| GIVEN TASK |
Keep the images out and copy every entry below exactly.

| DATA EXTRACT |
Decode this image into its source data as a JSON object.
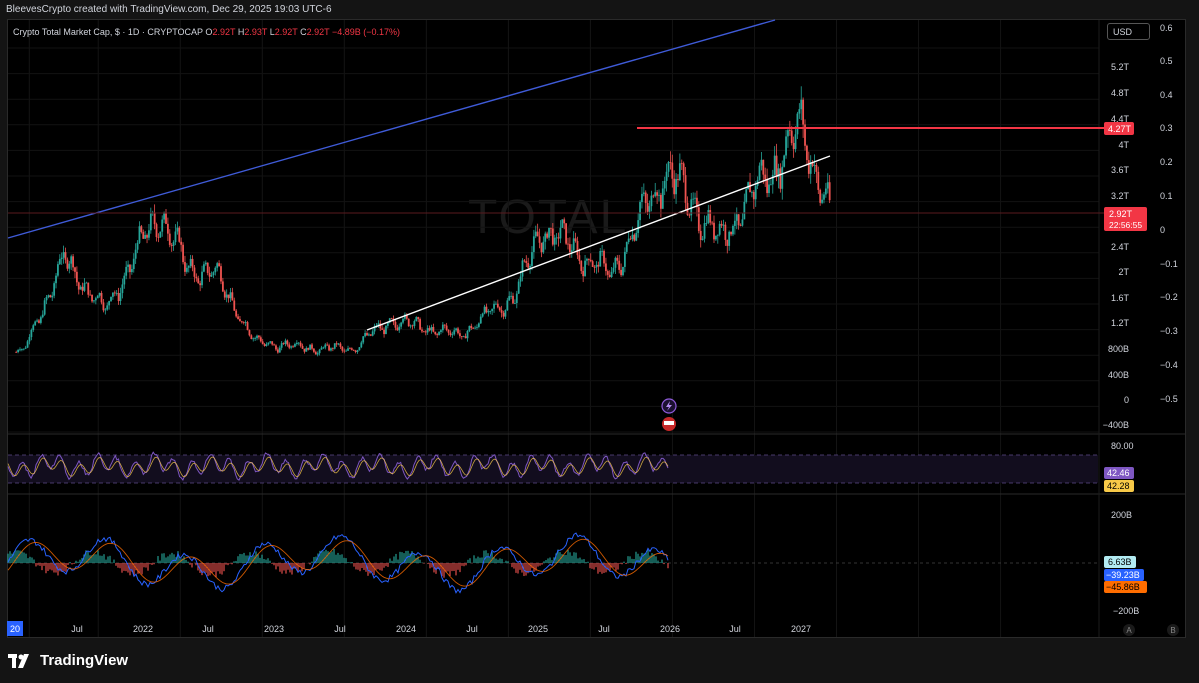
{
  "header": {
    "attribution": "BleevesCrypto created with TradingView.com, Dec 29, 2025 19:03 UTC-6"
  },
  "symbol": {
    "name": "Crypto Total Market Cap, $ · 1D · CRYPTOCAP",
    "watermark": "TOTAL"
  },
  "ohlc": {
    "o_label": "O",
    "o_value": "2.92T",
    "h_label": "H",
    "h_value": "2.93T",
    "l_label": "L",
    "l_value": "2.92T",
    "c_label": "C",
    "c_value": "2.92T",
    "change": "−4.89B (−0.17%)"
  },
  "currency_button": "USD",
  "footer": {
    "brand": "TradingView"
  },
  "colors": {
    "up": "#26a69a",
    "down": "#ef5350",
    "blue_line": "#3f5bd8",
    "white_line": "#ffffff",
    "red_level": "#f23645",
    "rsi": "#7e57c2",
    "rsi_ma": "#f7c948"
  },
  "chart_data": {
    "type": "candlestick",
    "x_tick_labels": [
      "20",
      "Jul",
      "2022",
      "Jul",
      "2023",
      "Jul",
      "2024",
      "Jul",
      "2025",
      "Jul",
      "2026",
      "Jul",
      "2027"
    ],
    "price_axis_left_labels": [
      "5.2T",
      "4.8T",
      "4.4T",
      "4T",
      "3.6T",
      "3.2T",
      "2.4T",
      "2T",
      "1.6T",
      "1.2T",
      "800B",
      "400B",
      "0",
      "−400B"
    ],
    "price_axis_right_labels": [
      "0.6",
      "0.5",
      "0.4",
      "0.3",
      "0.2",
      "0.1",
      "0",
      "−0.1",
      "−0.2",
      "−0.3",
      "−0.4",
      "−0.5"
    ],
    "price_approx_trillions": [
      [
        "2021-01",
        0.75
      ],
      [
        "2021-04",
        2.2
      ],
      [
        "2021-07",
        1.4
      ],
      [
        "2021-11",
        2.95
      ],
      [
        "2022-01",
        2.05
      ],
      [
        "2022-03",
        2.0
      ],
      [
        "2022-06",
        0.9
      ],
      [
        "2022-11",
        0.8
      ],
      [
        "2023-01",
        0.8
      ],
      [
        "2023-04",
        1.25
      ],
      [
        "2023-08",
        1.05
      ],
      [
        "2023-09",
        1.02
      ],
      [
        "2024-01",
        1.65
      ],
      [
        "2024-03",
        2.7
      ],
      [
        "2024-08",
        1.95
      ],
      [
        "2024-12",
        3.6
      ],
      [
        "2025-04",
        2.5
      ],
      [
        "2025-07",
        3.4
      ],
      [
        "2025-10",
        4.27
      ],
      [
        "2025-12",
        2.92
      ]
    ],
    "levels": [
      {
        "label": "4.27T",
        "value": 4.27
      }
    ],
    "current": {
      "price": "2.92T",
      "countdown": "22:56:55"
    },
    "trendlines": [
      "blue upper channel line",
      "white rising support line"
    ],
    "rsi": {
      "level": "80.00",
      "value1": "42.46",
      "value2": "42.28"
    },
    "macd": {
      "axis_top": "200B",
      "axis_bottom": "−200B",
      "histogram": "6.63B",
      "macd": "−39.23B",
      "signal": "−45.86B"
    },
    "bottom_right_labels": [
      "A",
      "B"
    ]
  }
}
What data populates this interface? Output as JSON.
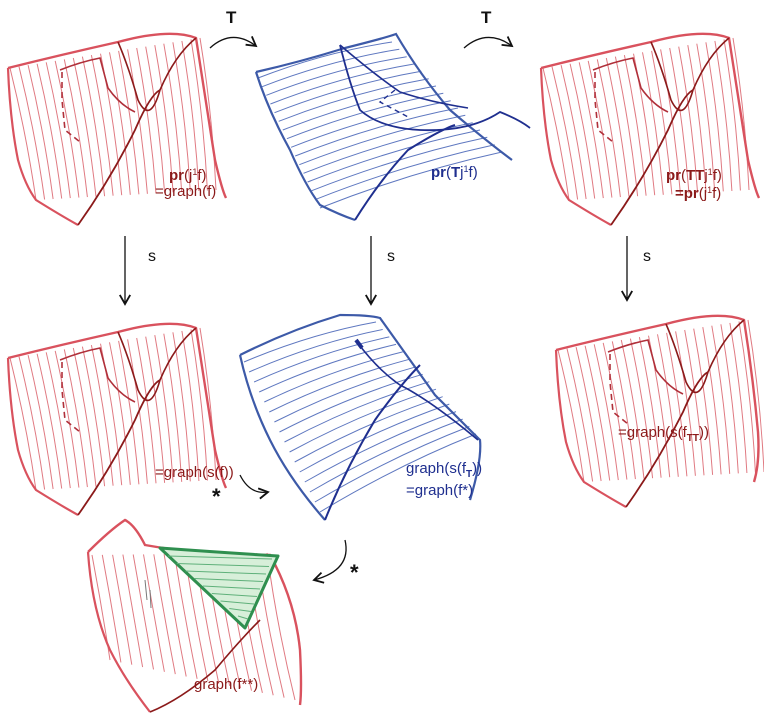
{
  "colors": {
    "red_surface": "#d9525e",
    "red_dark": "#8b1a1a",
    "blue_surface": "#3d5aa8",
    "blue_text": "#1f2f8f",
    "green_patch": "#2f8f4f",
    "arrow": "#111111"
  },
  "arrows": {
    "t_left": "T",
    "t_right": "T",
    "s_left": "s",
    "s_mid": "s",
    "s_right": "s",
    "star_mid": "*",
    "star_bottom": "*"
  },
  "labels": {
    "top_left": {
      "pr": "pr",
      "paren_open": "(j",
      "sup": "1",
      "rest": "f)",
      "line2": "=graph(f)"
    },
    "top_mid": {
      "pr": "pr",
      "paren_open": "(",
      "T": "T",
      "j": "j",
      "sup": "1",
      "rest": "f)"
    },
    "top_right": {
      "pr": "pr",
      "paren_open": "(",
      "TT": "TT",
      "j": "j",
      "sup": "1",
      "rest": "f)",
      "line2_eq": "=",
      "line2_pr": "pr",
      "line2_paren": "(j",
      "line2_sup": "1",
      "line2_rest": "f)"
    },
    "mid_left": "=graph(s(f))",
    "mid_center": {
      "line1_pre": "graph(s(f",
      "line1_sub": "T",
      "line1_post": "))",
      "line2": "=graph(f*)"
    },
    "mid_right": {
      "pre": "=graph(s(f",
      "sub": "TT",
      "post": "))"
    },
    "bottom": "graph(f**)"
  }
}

| RESULT OF THIS TASK |
Decode this image into its source data as a JSON object.
{
  "header": {
    "attribution": "BleevesCrypto created with TradingView.com, Dec 29, 2025 19:03 UTC-6"
  },
  "symbol": {
    "name": "Crypto Total Market Cap, $ · 1D · CRYPTOCAP",
    "watermark": "TOTAL"
  },
  "ohlc": {
    "o_label": "O",
    "o_value": "2.92T",
    "h_label": "H",
    "h_value": "2.93T",
    "l_label": "L",
    "l_value": "2.92T",
    "c_label": "C",
    "c_value": "2.92T",
    "change": "−4.89B (−0.17%)"
  },
  "currency_button": "USD",
  "footer": {
    "brand": "TradingView"
  },
  "colors": {
    "up": "#26a69a",
    "down": "#ef5350",
    "blue_line": "#3f5bd8",
    "white_line": "#ffffff",
    "red_level": "#f23645",
    "rsi": "#7e57c2",
    "rsi_ma": "#f7c948"
  },
  "chart_data": {
    "type": "candlestick",
    "x_tick_labels": [
      "20",
      "Jul",
      "2022",
      "Jul",
      "2023",
      "Jul",
      "2024",
      "Jul",
      "2025",
      "Jul",
      "2026",
      "Jul",
      "2027"
    ],
    "price_axis_left_labels": [
      "5.2T",
      "4.8T",
      "4.4T",
      "4T",
      "3.6T",
      "3.2T",
      "2.4T",
      "2T",
      "1.6T",
      "1.2T",
      "800B",
      "400B",
      "0",
      "−400B"
    ],
    "price_axis_right_labels": [
      "0.6",
      "0.5",
      "0.4",
      "0.3",
      "0.2",
      "0.1",
      "0",
      "−0.1",
      "−0.2",
      "−0.3",
      "−0.4",
      "−0.5"
    ],
    "price_approx_trillions": [
      [
        "2021-01",
        0.75
      ],
      [
        "2021-04",
        2.2
      ],
      [
        "2021-07",
        1.4
      ],
      [
        "2021-11",
        2.95
      ],
      [
        "2022-01",
        2.05
      ],
      [
        "2022-03",
        2.0
      ],
      [
        "2022-06",
        0.9
      ],
      [
        "2022-11",
        0.8
      ],
      [
        "2023-01",
        0.8
      ],
      [
        "2023-04",
        1.25
      ],
      [
        "2023-08",
        1.05
      ],
      [
        "2023-09",
        1.02
      ],
      [
        "2024-01",
        1.65
      ],
      [
        "2024-03",
        2.7
      ],
      [
        "2024-08",
        1.95
      ],
      [
        "2024-12",
        3.6
      ],
      [
        "2025-04",
        2.5
      ],
      [
        "2025-07",
        3.4
      ],
      [
        "2025-10",
        4.27
      ],
      [
        "2025-12",
        2.92
      ]
    ],
    "levels": [
      {
        "label": "4.27T",
        "value": 4.27
      }
    ],
    "current": {
      "price": "2.92T",
      "countdown": "22:56:55"
    },
    "trendlines": [
      "blue upper channel line",
      "white rising support line"
    ],
    "rsi": {
      "level": "80.00",
      "value1": "42.46",
      "value2": "42.28"
    },
    "macd": {
      "axis_top": "200B",
      "axis_bottom": "−200B",
      "histogram": "6.63B",
      "macd": "−39.23B",
      "signal": "−45.86B"
    },
    "bottom_right_labels": [
      "A",
      "B"
    ]
  }
}
What data populates this interface? Output as JSON.
{
  "colors": {
    "red_surface": "#d9525e",
    "red_dark": "#8b1a1a",
    "blue_surface": "#3d5aa8",
    "blue_text": "#1f2f8f",
    "green_patch": "#2f8f4f",
    "arrow": "#111111"
  },
  "arrows": {
    "t_left": "T",
    "t_right": "T",
    "s_left": "s",
    "s_mid": "s",
    "s_right": "s",
    "star_mid": "*",
    "star_bottom": "*"
  },
  "labels": {
    "top_left": {
      "pr": "pr",
      "paren_open": "(j",
      "sup": "1",
      "rest": "f)",
      "line2": "=graph(f)"
    },
    "top_mid": {
      "pr": "pr",
      "paren_open": "(",
      "T": "T",
      "j": "j",
      "sup": "1",
      "rest": "f)"
    },
    "top_right": {
      "pr": "pr",
      "paren_open": "(",
      "TT": "TT",
      "j": "j",
      "sup": "1",
      "rest": "f)",
      "line2_eq": "=",
      "line2_pr": "pr",
      "line2_paren": "(j",
      "line2_sup": "1",
      "line2_rest": "f)"
    },
    "mid_left": "=graph(s(f))",
    "mid_center": {
      "line1_pre": "graph(s(f",
      "line1_sub": "T",
      "line1_post": "))",
      "line2": "=graph(f*)"
    },
    "mid_right": {
      "pre": "=graph(s(f",
      "sub": "TT",
      "post": "))"
    },
    "bottom": "graph(f**)"
  }
}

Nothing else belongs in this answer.